# [The problem]
Write out the part of the hearing-screening text starting at "However, although this" and ending at "have transitory hearing impairment.".

# [Quoted passage]
------------------------

However, although this figure is likely to be an accurate representation of the total prevalence of SNPC hearing impairment in the child population, it is also likely to be a sizeable overestimate of the numbers of children who have SNPC hearing impairment yet to be diagnosed at the age of 3 years (prior to the start of the model). This is because cases of hearing impairment in children are generally identified either through the NHSP or by parents before school age. Moreover, while our main interest is in children with SNPC hearing impairment, the vast majority of the children who are detected as a result of screening will have transitory hearing impairment.

The prevalence of both transitory and SNPC hearing impairment in the modelled population has been estimated on the basis of the numbers with a confirmed diagnosis of hearing impairment as a proportion of the base population in the two areas studied. Based on last appointment, we obtain estimates of 46 per 10,000 children in Nottingham (195/42,553) or 56 per 10,000 children in Cambridge (98/17,624). The former has been used for the purposes of the model and divided between transitory and SNPC hearing impairment in the ratio 96% : 4% as applied in the 2007 HTA report.¹² This gives approximately 2 children per 10,000 with undiagnosed SNPC hearing impairment and 44 with undiagnosed transitory hearing impairment.

Diagnostic accuracy

The sensitivity of the two screening tests used in the model was based on the child-level analysis of the case–control study using all children whether nominally recruited as cases (HI) or controls (NHI), where hearing impairment was defined as a PTA score of ≥ 30 dB on at least one of the four frequencies. Estimates of diagnostic accuracy have been reported (see Table 30).

Both screening methods generate a small number of false-negative cases, and, in these instances, the children should be picked up via other referral methods such as through GPs or speech therapists. Differences in sensitivity between the two screening methods will give rise to different numbers of false negatives which have been distributed over time in the model in the manner illustrated in Table 34. The distribution draws on the distribution of total referrals but adjusts for false negatives of the screening tests occurring only in year 2 onwards (rather than all 4 years of the model).

TABLE 34

False negatives under the PTS and HC tests

Probabilities of hearing impairment by severity

Table 35 reports the proportions of cases of transitory and SNPC hearing impairment that are unilateral or bilateral and the distributions of unilateral and bilateral SNPC hearing impairment by severity. The source of these probabilities is the 2007 HTA report.¹²

TABLE 35

Distribution of hearing impairment states

Management probabilities

Probabilities of each management type for unilateral and bilateral transitory hearing impairment and the different severities of unilateral and bilateral SNPC hearing impairment were sourced from the 2007 HTA report¹² and are listed in Table 36.

------------------------

# [Data to examine]
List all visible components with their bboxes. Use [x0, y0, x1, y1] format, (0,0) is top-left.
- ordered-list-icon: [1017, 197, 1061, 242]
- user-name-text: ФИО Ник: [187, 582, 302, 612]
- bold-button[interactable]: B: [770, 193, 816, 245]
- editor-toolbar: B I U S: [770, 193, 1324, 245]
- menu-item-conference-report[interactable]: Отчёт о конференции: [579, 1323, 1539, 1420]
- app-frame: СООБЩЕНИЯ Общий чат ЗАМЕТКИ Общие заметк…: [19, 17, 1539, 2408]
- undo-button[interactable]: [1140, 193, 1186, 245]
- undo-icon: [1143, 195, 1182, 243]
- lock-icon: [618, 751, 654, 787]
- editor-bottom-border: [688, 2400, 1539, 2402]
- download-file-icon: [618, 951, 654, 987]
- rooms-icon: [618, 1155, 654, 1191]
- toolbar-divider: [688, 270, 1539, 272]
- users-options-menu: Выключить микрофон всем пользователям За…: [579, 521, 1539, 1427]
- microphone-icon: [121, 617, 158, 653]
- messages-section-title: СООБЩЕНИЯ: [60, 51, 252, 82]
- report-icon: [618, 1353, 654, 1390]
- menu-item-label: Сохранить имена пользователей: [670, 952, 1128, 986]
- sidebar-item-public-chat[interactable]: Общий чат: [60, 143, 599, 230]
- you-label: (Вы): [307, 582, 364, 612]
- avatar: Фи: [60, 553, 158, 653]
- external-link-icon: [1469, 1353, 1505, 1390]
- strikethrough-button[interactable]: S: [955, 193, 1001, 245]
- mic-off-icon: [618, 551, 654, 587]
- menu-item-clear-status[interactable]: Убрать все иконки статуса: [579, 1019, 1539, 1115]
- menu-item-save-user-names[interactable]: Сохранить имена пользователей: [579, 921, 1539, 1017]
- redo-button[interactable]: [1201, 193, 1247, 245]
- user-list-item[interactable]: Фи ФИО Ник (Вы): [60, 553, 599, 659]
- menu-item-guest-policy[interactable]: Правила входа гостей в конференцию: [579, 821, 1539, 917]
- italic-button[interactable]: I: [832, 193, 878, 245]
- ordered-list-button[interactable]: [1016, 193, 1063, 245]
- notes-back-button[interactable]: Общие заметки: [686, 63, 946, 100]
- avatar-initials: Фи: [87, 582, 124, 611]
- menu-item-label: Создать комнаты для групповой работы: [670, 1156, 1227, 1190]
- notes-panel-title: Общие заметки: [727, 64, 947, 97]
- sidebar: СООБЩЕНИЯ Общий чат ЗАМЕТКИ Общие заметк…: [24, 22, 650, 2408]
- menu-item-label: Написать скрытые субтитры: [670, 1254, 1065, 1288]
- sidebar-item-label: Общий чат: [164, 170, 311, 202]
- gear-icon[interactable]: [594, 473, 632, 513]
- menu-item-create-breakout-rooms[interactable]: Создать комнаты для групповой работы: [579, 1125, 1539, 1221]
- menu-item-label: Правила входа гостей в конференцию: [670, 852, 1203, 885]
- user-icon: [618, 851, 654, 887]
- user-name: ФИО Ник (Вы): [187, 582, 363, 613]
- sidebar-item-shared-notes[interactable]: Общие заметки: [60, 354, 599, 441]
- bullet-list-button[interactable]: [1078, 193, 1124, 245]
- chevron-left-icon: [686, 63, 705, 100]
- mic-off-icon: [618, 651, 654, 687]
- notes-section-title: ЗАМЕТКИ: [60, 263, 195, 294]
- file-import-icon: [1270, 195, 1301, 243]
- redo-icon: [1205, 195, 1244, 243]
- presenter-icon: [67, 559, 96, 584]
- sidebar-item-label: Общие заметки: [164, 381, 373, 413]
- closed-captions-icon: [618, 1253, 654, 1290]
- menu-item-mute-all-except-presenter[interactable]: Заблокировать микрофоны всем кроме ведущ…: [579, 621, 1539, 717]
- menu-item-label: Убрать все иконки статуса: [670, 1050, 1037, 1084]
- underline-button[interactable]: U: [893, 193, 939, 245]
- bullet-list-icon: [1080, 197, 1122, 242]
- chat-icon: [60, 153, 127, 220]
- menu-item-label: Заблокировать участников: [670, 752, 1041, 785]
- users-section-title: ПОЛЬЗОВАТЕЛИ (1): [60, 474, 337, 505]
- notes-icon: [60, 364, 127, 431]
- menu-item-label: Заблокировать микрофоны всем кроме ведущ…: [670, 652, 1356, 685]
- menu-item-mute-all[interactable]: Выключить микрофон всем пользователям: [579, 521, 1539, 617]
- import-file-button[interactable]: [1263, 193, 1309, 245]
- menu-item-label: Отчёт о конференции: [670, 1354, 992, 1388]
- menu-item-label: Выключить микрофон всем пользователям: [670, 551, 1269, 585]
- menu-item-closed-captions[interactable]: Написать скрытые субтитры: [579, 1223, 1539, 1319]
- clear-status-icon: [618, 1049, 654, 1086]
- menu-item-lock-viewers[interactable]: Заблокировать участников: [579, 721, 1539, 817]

------------------------

# [Your solution]
However, although this figure is likely to be an accurate representation of the total prevalence of SNPC hearing impairment in the child population, it is also likely to be a sizeable overestimate of the numbers of children who have SNPC hearing impairment yet to be diagnosed at the age of 3 years (prior to the start of the model). This is because cases of hearing impairment in children are generally identified either through the NHSP or by parents before school age. Moreover, while our main interest is in children with SNPC hearing impairment, the vast majority of the children who are detected as a result of screening will have transitory hearing impairment.